-------- EXTRACTED MATERIAL

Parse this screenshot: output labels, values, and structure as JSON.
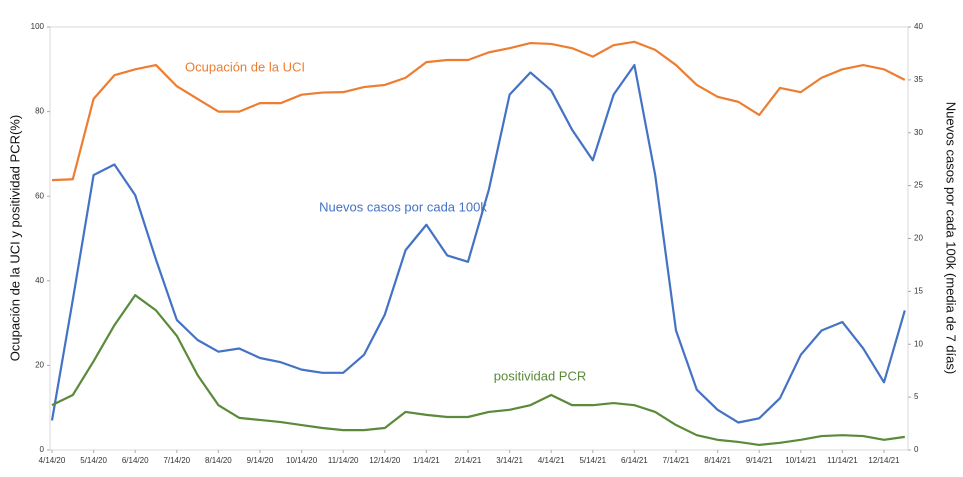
{
  "chart_data": {
    "type": "line",
    "categories": [
      "4/14/20",
      null,
      "5/14/20",
      null,
      "6/14/20",
      null,
      "7/14/20",
      null,
      "8/14/20",
      null,
      "9/14/20",
      null,
      "10/14/20",
      null,
      "11/14/20",
      null,
      "12/14/20",
      null,
      "1/14/21",
      null,
      "2/14/21",
      null,
      "3/14/21",
      null,
      "4/14/21",
      null,
      "5/14/21",
      null,
      "6/14/21",
      null,
      "7/14/21",
      null,
      "8/14/21",
      null,
      "9/14/21",
      null,
      "10/14/21",
      null,
      "11/14/21",
      null,
      "12/14/21",
      null
    ],
    "y_label": "Ocupación de la UCI y positividad  PCR(%)",
    "y2_label": "Nuevos casos por cada 100k (media de 7 días)",
    "ylim": [
      0,
      100
    ],
    "yticks": [
      0,
      20,
      40,
      60,
      80,
      100
    ],
    "y2lim": [
      0,
      40
    ],
    "y2ticks": [
      0,
      5,
      10,
      15,
      20,
      25,
      30,
      35,
      40
    ],
    "grid": false,
    "series": [
      {
        "name": "Ocupación de la UCI",
        "color": "#ed7d31",
        "values": [
          63.8,
          64,
          83,
          88.6,
          90,
          91,
          86,
          83,
          80,
          80,
          82,
          82,
          84,
          84.5,
          84.6,
          85.8,
          86.3,
          88,
          91.7,
          92.2,
          92.2,
          94,
          95,
          96.2,
          96,
          95,
          93,
          95.7,
          96.5,
          94.6,
          91,
          86.3,
          83.5,
          82.3,
          79.2,
          85.6,
          84.6,
          88,
          90,
          91,
          90,
          87.5
        ]
      },
      {
        "name": "Nuevos casos por cada 100k",
        "color": "#4472c4",
        "axis": "y2",
        "values": [
          2.8,
          14.2,
          26,
          27,
          24.1,
          18,
          12.3,
          10.4,
          9.3,
          9.6,
          8.7,
          8.3,
          7.6,
          7.3,
          7.3,
          9,
          12.8,
          18.9,
          21.3,
          18.4,
          17.8,
          24.6,
          33.6,
          35.7,
          34,
          30.3,
          27.4,
          33.6,
          36.4,
          26,
          11.3,
          5.7,
          3.8,
          2.6,
          3,
          4.9,
          9,
          11.3,
          12.1,
          9.6,
          6.4,
          13.2
        ]
      },
      {
        "name": "positividad  PCR",
        "color": "#5a8a3a",
        "values": [
          10.6,
          13,
          21,
          29.5,
          36.6,
          33,
          27,
          17.7,
          10.6,
          7.6,
          7.1,
          6.6,
          5.9,
          5.2,
          4.7,
          4.7,
          5.2,
          9,
          8.3,
          7.8,
          7.8,
          9,
          9.5,
          10.6,
          13,
          10.6,
          10.6,
          11.1,
          10.6,
          9,
          5.9,
          3.5,
          2.4,
          1.9,
          1.2,
          1.7,
          2.4,
          3.3,
          3.5,
          3.3,
          2.4,
          3.1
        ]
      }
    ]
  }
}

----------------

● **BRIEF**:
Give every line of the material that includes the string "color".

● **RESPONSE**:
        "color": "#ed7d31",
        "color": "#4472c4",
        "color": "#5a8a3a",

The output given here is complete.